### Passage provided
Why is Batteries.LazyList.map2 not lazy?

mars0i · November 10, 2017, 8:32pm

I don’t mean "Why didn’t the authors of Batteries make LazyList.map2 lazy, but rather “What makes its code non-lazy?”

The doc comment for LazyList.map2 in Batteries says:

Raises Different_list_size if the two lists have different lengths. Not tail-recursive, lazy. In particular, the exception is raised only after the shortest list has been entirely consumed.

I am interpreting the second sentence as “Not tail-recursive and not lazy” (as opposed to “Not tail-recursive, but lazy”).

One question is about the phrase “In particular”. How does the fact that one must consume one of the lists fully to get the exception make the function non-lazy? (Or non-tail-recursive?? No.)

Looking at the source, though, I’m not clear on what is and isn’t lazy. The definition is:

let map2 f l1 l2 =
  let rec aux l1 l2 =
    match (next l1, next l2) with
    | (Cons (h1, t1), Cons(h2, t2)) -> lazy (Cons (f h1 h2, aux t1 t2))
    | (Nil, Nil)                    -> nil
    | (Cons _, Nil) | (Nil, Cons _) -> raise (Different_list_size "LazyList.map2")
  in aux l1 l2

Compare this with LazyList.map, whose doc comment says it is a “Lazy map”:

let map f l =
  let rec aux rest =  match next rest with
    | Cons (x, (t : 'a t)) -> Cons (f x, lazy (aux t))
    | Nil                  -> Nil
  in lazy (aux l)

They differ in that in map2, lazy is applied to the Cons, while in map, lazy is inside the Cons, and applies to computation of the next node. So there is something lazy about map2, but it’s different from map’s laziness. I don’t understand the difference, though.

It seems as if map2 is even more lazy than map. In map, you immediately apply f to the head, and the rest of the list is lazily constructed. In map2, f isn’t even applied to the head immediately.

theindigamer · November 10, 2017, 10:50pm

It is lazy actually. “Not tail-recursive, lazy.” == (not tail-recursive) and (lazy).

Contrast this with the next function: “iter2 … Tail-recursive, eager.” == (tail-recursive) and (eager).

Of course, you don’t have to believe me, try looking at an example.

let x = LazyList.seq 0 ((+) 1) ((<=) 0);;
let y = LazyList.seq 0 (fun z -> z - 1) ((>=) 0);;
let plus_w_print x y = let () = print_string "Hi!" in x + y;;
let z = LazyList.map2 plus_w_print x y;;
(* doesn't print anything *)
Lazy.force z;;
(* Hi!- : int BatLazyList.node_t = Batteries.LazyList.Cons (0, <lazy>) *)

That’s why it also says:

In particular, the exception is raised only after the shortest list has been entirely consumed.

So long as you don’t consume any of the input lists, you won’t get an exception because of the laziness. If the evaluation were eager, you’d get an exception immediately when you called the function with lists of mismatched sizes.

In map, you immediately apply f to the head, and the rest of the list is lazily constructed.

Not quite. Look at the overall definition let map f l = let ... in lazy (aux l). The lazy keyword prevents immediate evaluation. You can check this:

utop # let id_w_print x = let () = print_int x in x;;
utop # let foo = LazyList.map id_w_print x;;
val foo : int LazyList.t = <lazy>
utop # Lazy.force foo;;
0- : int BatLazyList.node_t = Batteries.LazyList.Cons (0, <lazy>)

### Goal
Can you write the next part of the forum thread on whether Batteries' LazyList.map2 is lazy, starting right after its last line?

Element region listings
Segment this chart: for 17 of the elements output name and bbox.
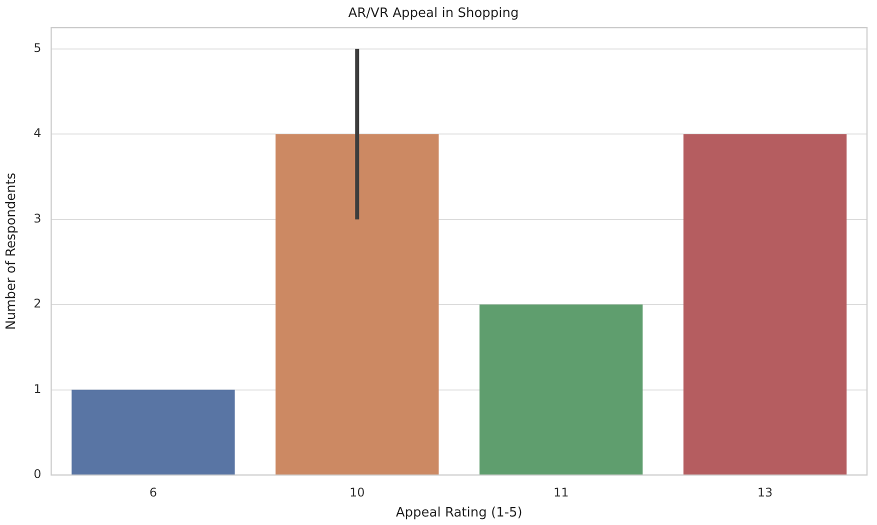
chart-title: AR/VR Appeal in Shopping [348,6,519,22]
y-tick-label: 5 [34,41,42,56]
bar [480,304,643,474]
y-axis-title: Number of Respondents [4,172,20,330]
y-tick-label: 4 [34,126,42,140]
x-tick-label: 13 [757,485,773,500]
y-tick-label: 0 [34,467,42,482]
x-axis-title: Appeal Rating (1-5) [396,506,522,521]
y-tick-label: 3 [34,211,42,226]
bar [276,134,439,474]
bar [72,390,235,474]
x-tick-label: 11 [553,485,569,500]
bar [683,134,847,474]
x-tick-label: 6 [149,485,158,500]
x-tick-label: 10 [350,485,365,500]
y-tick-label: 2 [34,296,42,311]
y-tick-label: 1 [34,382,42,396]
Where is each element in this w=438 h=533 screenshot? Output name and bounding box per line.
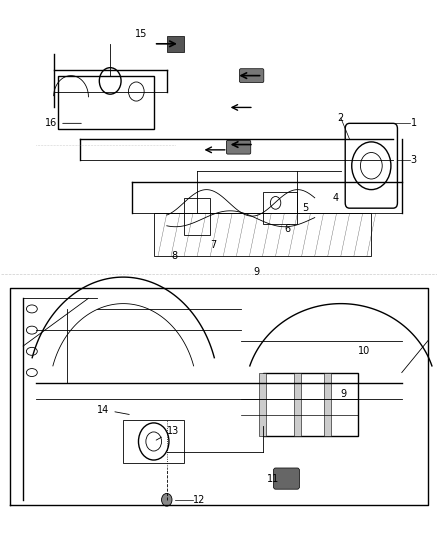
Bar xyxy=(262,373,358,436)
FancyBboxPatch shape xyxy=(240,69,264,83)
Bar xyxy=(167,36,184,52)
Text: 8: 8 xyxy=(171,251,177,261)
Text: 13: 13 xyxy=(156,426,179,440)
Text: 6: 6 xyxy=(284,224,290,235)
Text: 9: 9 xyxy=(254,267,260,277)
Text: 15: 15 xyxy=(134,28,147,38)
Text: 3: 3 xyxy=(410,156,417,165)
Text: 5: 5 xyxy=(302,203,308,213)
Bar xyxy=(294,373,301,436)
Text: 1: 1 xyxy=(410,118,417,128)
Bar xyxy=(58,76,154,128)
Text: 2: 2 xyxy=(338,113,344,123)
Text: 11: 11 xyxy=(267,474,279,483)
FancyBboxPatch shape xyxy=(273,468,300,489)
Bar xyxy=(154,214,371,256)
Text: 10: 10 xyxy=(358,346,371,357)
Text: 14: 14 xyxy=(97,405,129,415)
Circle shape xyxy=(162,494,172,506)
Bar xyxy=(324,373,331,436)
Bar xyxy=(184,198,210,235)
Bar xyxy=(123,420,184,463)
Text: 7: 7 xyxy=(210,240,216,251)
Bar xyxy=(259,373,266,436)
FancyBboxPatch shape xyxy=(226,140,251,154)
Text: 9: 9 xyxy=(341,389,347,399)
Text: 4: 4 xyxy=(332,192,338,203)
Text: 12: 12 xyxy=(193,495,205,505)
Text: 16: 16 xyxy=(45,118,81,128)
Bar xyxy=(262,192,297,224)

* * *

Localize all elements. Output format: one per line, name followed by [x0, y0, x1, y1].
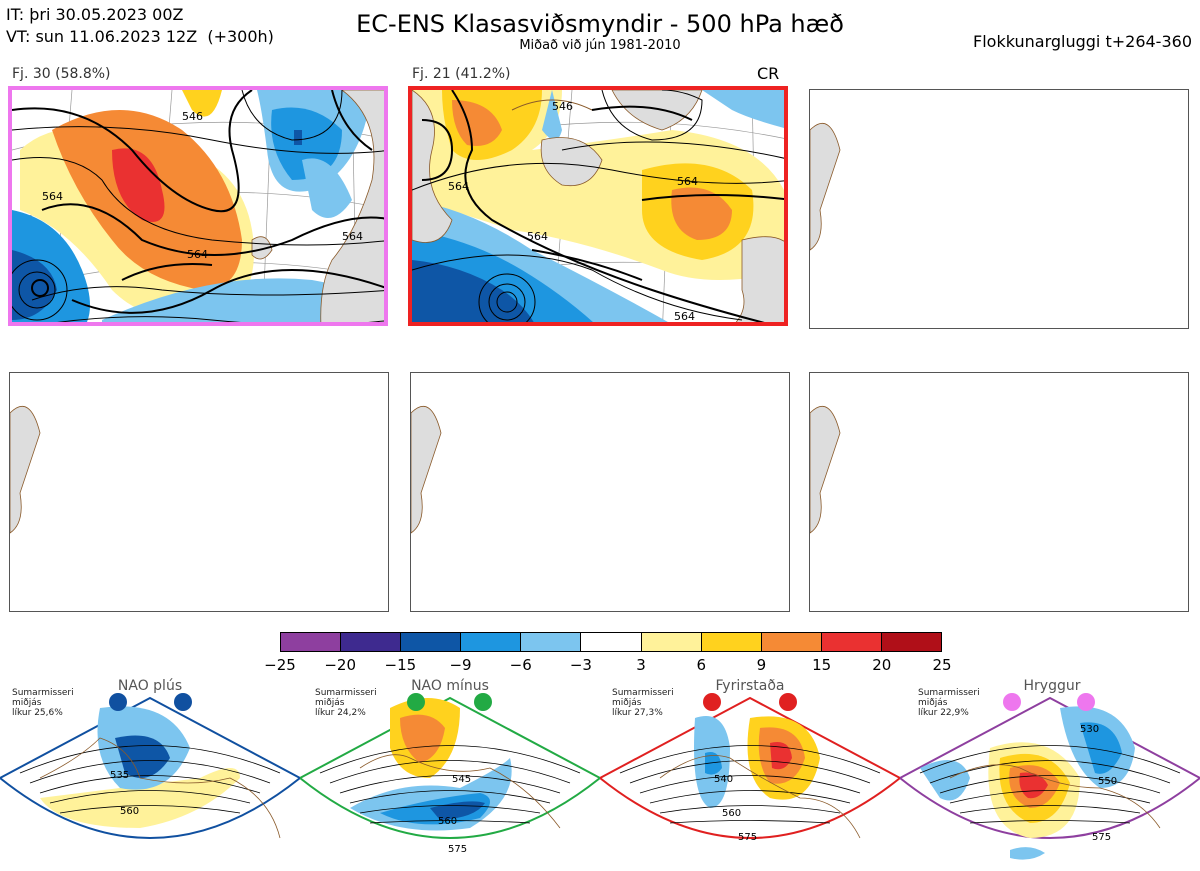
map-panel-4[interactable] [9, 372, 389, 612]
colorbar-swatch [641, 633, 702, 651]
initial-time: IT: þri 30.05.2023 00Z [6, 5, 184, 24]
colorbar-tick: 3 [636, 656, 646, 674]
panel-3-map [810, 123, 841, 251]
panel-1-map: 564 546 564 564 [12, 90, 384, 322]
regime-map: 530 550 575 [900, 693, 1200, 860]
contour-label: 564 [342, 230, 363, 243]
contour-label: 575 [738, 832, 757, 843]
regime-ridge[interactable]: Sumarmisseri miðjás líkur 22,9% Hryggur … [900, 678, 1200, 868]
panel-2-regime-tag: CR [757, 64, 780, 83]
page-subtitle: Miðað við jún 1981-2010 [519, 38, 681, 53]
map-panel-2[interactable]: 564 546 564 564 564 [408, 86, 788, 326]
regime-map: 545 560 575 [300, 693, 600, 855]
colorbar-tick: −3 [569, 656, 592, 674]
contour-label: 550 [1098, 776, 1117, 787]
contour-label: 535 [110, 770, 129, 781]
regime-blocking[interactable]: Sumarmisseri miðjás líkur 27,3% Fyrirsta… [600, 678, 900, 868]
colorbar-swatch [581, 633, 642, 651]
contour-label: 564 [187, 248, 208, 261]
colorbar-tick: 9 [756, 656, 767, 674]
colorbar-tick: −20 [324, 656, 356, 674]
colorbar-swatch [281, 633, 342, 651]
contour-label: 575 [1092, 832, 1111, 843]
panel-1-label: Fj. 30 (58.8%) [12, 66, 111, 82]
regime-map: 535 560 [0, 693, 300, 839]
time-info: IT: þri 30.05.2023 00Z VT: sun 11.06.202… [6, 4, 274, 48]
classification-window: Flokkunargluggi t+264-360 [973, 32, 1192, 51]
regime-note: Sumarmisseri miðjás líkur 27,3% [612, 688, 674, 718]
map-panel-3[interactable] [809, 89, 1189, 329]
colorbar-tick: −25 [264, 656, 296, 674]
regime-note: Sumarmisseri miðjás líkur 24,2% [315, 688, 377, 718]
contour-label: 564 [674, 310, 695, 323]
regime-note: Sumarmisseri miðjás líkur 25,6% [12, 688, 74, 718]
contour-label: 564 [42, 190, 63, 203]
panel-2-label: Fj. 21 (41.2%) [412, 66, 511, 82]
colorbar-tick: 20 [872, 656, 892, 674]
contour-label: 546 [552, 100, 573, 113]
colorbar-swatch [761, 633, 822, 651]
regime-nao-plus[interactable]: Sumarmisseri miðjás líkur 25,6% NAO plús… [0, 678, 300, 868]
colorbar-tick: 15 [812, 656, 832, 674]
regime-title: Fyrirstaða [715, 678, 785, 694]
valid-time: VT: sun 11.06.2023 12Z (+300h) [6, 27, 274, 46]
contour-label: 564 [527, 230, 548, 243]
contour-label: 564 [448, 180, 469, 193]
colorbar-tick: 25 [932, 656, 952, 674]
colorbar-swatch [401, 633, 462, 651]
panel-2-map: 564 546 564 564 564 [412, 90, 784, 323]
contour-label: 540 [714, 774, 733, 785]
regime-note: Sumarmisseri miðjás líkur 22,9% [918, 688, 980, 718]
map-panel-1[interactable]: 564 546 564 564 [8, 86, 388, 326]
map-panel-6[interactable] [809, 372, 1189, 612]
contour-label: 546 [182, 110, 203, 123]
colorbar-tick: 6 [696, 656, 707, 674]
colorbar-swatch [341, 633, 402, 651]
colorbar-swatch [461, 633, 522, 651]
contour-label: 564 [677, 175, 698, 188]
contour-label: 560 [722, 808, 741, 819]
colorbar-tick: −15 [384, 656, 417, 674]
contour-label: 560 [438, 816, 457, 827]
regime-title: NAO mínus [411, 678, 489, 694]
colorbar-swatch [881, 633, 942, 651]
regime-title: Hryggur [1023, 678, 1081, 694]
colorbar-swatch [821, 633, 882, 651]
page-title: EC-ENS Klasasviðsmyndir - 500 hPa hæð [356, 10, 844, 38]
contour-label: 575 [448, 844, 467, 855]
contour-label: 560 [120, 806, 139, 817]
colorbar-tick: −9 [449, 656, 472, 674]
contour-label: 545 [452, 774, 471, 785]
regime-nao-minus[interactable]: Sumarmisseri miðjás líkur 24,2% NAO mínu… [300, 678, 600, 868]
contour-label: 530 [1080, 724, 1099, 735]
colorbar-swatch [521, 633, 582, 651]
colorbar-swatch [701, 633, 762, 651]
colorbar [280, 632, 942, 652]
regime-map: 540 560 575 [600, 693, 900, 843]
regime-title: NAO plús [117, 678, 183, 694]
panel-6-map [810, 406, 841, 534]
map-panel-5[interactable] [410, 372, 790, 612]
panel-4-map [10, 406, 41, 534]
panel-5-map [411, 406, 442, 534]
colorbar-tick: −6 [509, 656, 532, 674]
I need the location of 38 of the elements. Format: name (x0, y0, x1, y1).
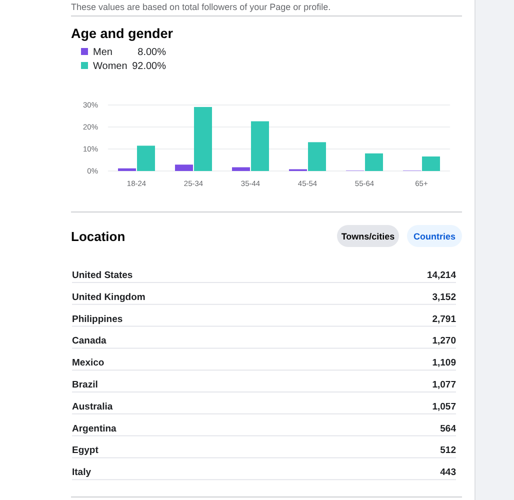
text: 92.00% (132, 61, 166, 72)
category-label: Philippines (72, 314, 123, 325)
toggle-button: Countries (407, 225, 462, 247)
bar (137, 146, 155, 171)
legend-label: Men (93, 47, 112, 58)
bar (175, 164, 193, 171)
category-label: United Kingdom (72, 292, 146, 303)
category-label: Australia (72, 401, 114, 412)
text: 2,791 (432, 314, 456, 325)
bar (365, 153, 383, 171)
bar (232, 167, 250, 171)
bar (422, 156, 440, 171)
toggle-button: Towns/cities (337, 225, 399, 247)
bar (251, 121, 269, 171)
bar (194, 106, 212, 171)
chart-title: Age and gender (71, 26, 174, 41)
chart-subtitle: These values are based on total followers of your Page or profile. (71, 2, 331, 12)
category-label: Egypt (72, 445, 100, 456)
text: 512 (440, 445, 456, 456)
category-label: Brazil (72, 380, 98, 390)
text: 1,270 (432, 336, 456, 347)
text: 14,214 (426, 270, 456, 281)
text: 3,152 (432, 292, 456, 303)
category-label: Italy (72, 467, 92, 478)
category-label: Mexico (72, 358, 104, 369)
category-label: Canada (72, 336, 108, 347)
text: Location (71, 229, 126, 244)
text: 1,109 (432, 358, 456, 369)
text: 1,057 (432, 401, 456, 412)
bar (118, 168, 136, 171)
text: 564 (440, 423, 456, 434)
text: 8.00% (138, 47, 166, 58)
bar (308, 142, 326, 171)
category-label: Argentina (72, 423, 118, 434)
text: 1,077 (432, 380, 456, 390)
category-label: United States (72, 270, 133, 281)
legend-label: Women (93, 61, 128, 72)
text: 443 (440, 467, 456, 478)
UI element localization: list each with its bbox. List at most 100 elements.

### Output of the exercise
mars0i · November 10, 2017, 11:59pm

Oh–well that explains it! Just a scope ambiguity.

Thanks for all of the further explanation and demonstration. I hadn’t noticed that other lazy in the map definition, and now I understand the comment about the exception. Makes sense.

theindigamer · November 11, 2017, 1:40am

The point of my small example was to show how you can “test the hypothesis” yourself without
jumping into the source directly . It’s often much easier that way.

mars0i · November 11, 2017, 3:38am

@theindigamer, thanks. I knew the principle, but hadn’t taken the time to explore good ways to do it in OCaml with lazy lists, so your examples are definitely helpful. Adding print statements is not as trivial in OCaml as in many other languages; that’s a partly consequence of a rigorous type system.

theindigamer · November 11, 2017, 4:13am

Adding print statements is not as trivial in OCaml as in many other languages

I’m not really sure why you say that …? Granted it’s not Python-level trivial but it’s pretty close. Before any expression you can stick in a let () = print_any stdout foo in expr or (print_any stdout foo; expr) or something else (with additional type safety/correctness) along those lines …

You can also easily derive printing functions using ppx_deriving.

perry · November 11, 2017, 2:09pm

Indeed, one of the reasons I like working in OCaml is that it is so easy to just throw a print wherever I want to in order to debug. I know there are hacks to do this in Haskell without changing your types, but in theory in a pure functional language merely adding a print alters your types…

mars0i · November 11, 2017, 7:04pm

Well, I kind of think you proved my point. Anything seems simple if it’s familiar enough. How obvious do you think those expressions would be to a newbie?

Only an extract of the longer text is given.